==== DATA LISTING
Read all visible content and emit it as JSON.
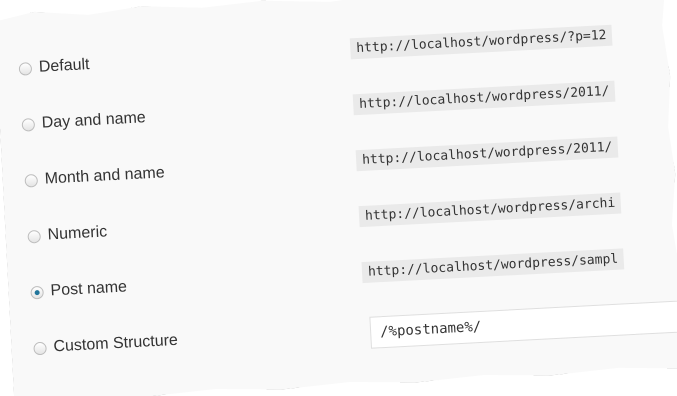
{
  "permalinks": [
    {
      "label": "Default",
      "example": "http://localhost/wordpress/?p=12",
      "checked": false
    },
    {
      "label": "Day and name",
      "example": "http://localhost/wordpress/2011/",
      "checked": false
    },
    {
      "label": "Month and name",
      "example": "http://localhost/wordpress/2011/",
      "checked": false
    },
    {
      "label": "Numeric",
      "example": "http://localhost/wordpress/archi",
      "checked": false
    },
    {
      "label": "Post name",
      "example": "http://localhost/wordpress/sampl",
      "checked": true
    }
  ],
  "custom": {
    "label": "Custom Structure",
    "value": "/%postname%/",
    "checked": false
  },
  "colors": {
    "radio_selected": "#21759b",
    "code_background": "#eaeaea"
  }
}
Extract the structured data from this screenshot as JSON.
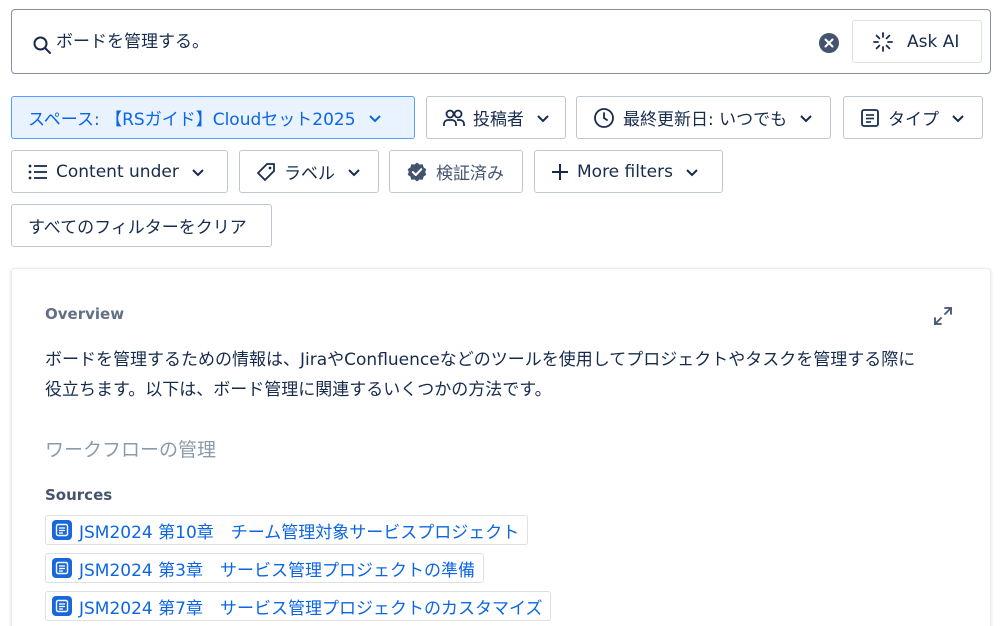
{
  "search": {
    "query": "ボードを管理する。",
    "ask_ai_label": "Ask AI"
  },
  "filters": {
    "space": "スペース: 【RSガイド】Cloudセット2025",
    "contributor": "投稿者",
    "last_updated": "最終更新日: いつでも",
    "type": "タイプ",
    "content_under": "Content under",
    "label": "ラベル",
    "verified": "検証済み",
    "more_filters": "More filters",
    "clear_all": "すべてのフィルターをクリア"
  },
  "overview": {
    "label": "Overview",
    "summary_line1": "ボードを管理するための情報は、JiraやConfluenceなどのツールを使用してプロジェクトやタスクを管理する際に",
    "summary_line2": "役立ちます。以下は、ボード管理に関連するいくつかの方法です。",
    "section_heading": "ワークフローの管理",
    "sources_label": "Sources",
    "sources": [
      "JSM2024 第10章　チーム管理対象サービスプロジェクト",
      "JSM2024 第3章　サービス管理プロジェクトの準備",
      "JSM2024 第7章　サービス管理プロジェクトのカスタマイズ"
    ]
  },
  "colors": {
    "accent": "#0c66e4",
    "selected_bg": "#e9f2ff",
    "text": "#172b4d",
    "muted": "#626f86"
  }
}
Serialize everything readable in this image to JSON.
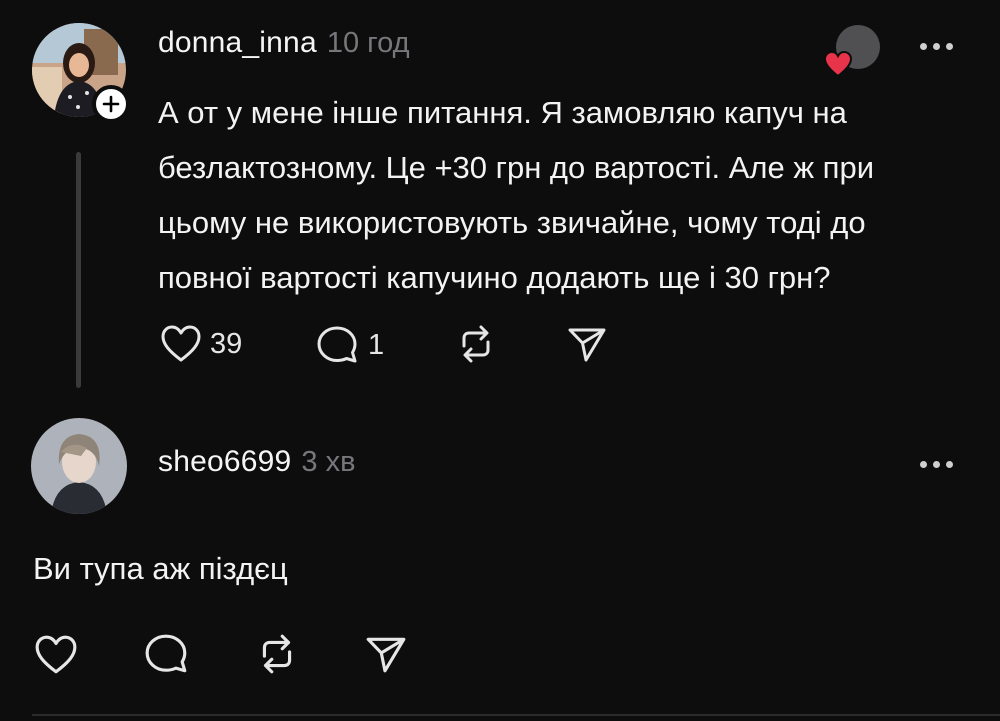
========
TASK TO CARRY OUT
The material above holds pictures; copy everything else in it exactly.

FINISHED EXERCISE
Read all visible content and emit it as JSON.
{
  "permalinks": [
    {
      "label": "Default",
      "example": "http://localhost/wordpress/?p=12",
      "checked": false
    },
    {
      "label": "Day and name",
      "example": "http://localhost/wordpress/2011/",
      "checked": false
    },
    {
      "label": "Month and name",
      "example": "http://localhost/wordpress/2011/",
      "checked": false
    },
    {
      "label": "Numeric",
      "example": "http://localhost/wordpress/archi",
      "checked": false
    },
    {
      "label": "Post name",
      "example": "http://localhost/wordpress/sampl",
      "checked": true
    }
  ],
  "custom": {
    "label": "Custom Structure",
    "value": "/%postname%/",
    "checked": false
  },
  "colors": {
    "radio_selected": "#21759b",
    "code_background": "#eaeaea"
  }
}
Extract the structured data from this screenshot as JSON.
{
  "search": {
    "query": "ボードを管理する。",
    "ask_ai_label": "Ask AI"
  },
  "filters": {
    "space": "スペース: 【RSガイド】Cloudセット2025",
    "contributor": "投稿者",
    "last_updated": "最終更新日: いつでも",
    "type": "タイプ",
    "content_under": "Content under",
    "label": "ラベル",
    "verified": "検証済み",
    "more_filters": "More filters",
    "clear_all": "すべてのフィルターをクリア"
  },
  "overview": {
    "label": "Overview",
    "summary_line1": "ボードを管理するための情報は、JiraやConfluenceなどのツールを使用してプロジェクトやタスクを管理する際に",
    "summary_line2": "役立ちます。以下は、ボード管理に関連するいくつかの方法です。",
    "section_heading": "ワークフローの管理",
    "sources_label": "Sources",
    "sources": [
      "JSM2024 第10章　チーム管理対象サービスプロジェクト",
      "JSM2024 第3章　サービス管理プロジェクトの準備",
      "JSM2024 第7章　サービス管理プロジェクトのカスタマイズ"
    ]
  },
  "colors": {
    "accent": "#0c66e4",
    "selected_bg": "#e9f2ff",
    "text": "#172b4d",
    "muted": "#626f86"
  }
}
Serialize everything readable in this image to JSON.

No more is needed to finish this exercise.